YOUR TASK: Give every line from the entries that contains "frac".

RECORDS FOR PROCESSING:
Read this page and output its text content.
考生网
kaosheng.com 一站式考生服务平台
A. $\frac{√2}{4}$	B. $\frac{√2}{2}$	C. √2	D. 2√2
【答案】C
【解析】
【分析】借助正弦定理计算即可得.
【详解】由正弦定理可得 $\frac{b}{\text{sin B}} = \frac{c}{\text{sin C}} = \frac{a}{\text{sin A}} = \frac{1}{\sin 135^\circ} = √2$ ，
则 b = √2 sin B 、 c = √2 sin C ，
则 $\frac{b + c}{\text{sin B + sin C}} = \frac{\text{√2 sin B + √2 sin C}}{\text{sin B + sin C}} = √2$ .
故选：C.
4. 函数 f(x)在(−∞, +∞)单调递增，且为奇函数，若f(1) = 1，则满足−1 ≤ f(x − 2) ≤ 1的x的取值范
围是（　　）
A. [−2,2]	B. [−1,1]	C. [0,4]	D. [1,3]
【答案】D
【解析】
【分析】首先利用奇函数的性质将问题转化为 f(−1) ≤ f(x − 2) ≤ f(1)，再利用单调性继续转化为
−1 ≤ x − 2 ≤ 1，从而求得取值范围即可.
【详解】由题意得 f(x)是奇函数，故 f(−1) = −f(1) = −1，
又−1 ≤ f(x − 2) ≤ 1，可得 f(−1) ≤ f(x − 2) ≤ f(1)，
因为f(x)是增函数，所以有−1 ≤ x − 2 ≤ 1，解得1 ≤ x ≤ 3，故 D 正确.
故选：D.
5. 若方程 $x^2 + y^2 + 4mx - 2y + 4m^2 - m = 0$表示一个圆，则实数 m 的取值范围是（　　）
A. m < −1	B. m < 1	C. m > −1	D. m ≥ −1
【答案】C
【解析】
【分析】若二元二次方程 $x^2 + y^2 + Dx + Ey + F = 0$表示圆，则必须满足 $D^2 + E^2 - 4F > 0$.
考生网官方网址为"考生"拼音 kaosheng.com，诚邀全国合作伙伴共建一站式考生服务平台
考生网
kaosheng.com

EXERCISE SOLUTION:
A. $\frac{√2}{4}$	B. $\frac{√2}{2}$	C. √2	D. 2√2
【详解】由正弦定理可得 $\frac{b}{\text{sin B}} = \frac{c}{\text{sin C}} = \frac{a}{\text{sin A}} = \frac{1}{\sin 135^\circ} = √2$ ，
则 $\frac{b + c}{\text{sin B + sin C}} = \frac{\text{√2 sin B + √2 sin C}}{\text{sin B + sin C}} = √2$ .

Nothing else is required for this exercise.